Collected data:
·····

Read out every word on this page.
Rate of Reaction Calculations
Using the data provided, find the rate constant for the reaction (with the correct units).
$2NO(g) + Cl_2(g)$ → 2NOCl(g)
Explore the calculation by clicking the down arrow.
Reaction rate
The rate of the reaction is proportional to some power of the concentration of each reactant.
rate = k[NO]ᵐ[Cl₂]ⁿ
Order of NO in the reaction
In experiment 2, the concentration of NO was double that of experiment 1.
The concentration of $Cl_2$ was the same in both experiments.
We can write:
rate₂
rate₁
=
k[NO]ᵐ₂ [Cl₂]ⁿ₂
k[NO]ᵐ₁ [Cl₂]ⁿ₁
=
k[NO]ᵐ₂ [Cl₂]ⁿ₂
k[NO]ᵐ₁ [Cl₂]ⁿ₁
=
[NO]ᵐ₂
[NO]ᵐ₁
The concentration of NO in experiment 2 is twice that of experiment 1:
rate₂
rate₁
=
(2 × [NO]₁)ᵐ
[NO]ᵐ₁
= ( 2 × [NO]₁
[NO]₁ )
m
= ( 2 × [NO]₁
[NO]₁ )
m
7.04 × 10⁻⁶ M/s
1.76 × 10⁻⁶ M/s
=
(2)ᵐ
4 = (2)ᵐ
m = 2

·····

- [EXERCISE TASK]: Find every line with the word "that" and state how many there are, with no other words.

- [RESULT BELOW]: 2